(Stored data)

....................

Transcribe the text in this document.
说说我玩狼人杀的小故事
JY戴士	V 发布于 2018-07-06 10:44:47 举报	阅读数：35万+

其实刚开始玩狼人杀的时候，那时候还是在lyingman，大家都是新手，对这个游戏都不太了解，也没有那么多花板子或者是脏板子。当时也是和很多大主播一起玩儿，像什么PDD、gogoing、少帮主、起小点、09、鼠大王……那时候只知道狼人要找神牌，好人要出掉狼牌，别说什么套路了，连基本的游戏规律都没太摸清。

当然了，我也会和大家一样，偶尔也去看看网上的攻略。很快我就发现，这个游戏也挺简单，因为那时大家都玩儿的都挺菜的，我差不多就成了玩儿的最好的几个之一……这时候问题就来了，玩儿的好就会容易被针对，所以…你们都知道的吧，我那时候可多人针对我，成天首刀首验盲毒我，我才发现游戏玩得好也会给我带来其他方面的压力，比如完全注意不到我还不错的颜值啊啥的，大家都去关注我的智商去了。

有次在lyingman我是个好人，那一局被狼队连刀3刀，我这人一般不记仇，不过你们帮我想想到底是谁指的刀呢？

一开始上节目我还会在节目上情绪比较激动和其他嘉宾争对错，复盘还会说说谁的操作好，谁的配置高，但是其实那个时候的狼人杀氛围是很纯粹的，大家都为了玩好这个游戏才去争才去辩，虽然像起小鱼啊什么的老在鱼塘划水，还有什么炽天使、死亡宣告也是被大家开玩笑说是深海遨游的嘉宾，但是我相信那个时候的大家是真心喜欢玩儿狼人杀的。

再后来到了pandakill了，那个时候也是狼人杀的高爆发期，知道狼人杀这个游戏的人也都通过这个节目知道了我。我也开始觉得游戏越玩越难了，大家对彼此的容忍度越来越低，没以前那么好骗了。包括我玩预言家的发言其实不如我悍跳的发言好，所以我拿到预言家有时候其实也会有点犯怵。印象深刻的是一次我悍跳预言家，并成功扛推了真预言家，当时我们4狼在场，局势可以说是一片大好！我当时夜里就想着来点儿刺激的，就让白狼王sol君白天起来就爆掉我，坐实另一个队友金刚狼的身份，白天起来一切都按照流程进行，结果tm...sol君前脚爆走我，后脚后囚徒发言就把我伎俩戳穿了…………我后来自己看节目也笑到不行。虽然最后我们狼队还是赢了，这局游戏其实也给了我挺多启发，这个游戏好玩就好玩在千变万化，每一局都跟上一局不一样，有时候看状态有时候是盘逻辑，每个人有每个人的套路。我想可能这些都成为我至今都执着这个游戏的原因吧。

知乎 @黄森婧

....................

Task details - Every entry above needs to be quoted exactly.

Answer to the task -
Transcribe the text in this document.
说说我玩狼人杀的小故事
JY戴士	V 发布于 2018-07-06 10:44:47 举报	阅读数：35万+

其实刚开始玩狼人杀的时候，那时候还是在lyingman，大家都是新手，对这个游戏都不太了解，也没有那么多花板子或者是脏板子。当时也是和很多大主播一起玩儿，像什么PDD、gogoing、少帮主、起小点、09、鼠大王……那时候只知道狼人要找神牌，好人要出掉狼牌，别说什么套路了，连基本的游戏规律都没太摸清。

当然了，我也会和大家一样，偶尔也去看看网上的攻略。很快我就发现，这个游戏也挺简单，因为那时大家都玩儿的都挺菜的，我差不多就成了玩儿的最好的几个之一……这时候问题就来了，玩儿的好就会容易被针对，所以…你们都知道的吧，我那时候可多人针对我，成天首刀首验盲毒我，我才发现游戏玩得好也会给我带来其他方面的压力，比如完全注意不到我还不错的颜值啊啥的，大家都去关注我的智商去了。

有次在lyingman我是个好人，那一局被狼队连刀3刀，我这人一般不记仇，不过你们帮我想想到底是谁指的刀呢？

一开始上节目我还会在节目上情绪比较激动和其他嘉宾争对错，复盘还会说说谁的操作好，谁的配置高，但是其实那个时候的狼人杀氛围是很纯粹的，大家都为了玩好这个游戏才去争才去辩，虽然像起小鱼啊什么的老在鱼塘划水，还有什么炽天使、死亡宣告也是被大家开玩笑说是深海遨游的嘉宾，但是我相信那个时候的大家是真心喜欢玩儿狼人杀的。

再后来到了pandakill了，那个时候也是狼人杀的高爆发期，知道狼人杀这个游戏的人也都通过这个节目知道了我。我也开始觉得游戏越玩越难了，大家对彼此的容忍度越来越低，没以前那么好骗了。包括我玩预言家的发言其实不如我悍跳的发言好，所以我拿到预言家有时候其实也会有点犯怵。印象深刻的是一次我悍跳预言家，并成功扛推了真预言家，当时我们4狼在场，局势可以说是一片大好！我当时夜里就想着来点儿刺激的，就让白狼王sol君白天起来就爆掉我，坐实另一个队友金刚狼的身份，白天起来一切都按照流程进行，结果tm...sol君前脚爆走我，后脚后囚徒发言就把我伎俩戳穿了…………我后来自己看节目也笑到不行。虽然最后我们狼队还是赢了，这局游戏其实也给了我挺多启发，这个游戏好玩就好玩在千变万化，每一局都跟上一局不一样，有时候看状态有时候是盘逻辑，每个人有每个人的套路。我想可能这些都成为我至今都执着这个游戏的原因吧。

知乎 @黄森婧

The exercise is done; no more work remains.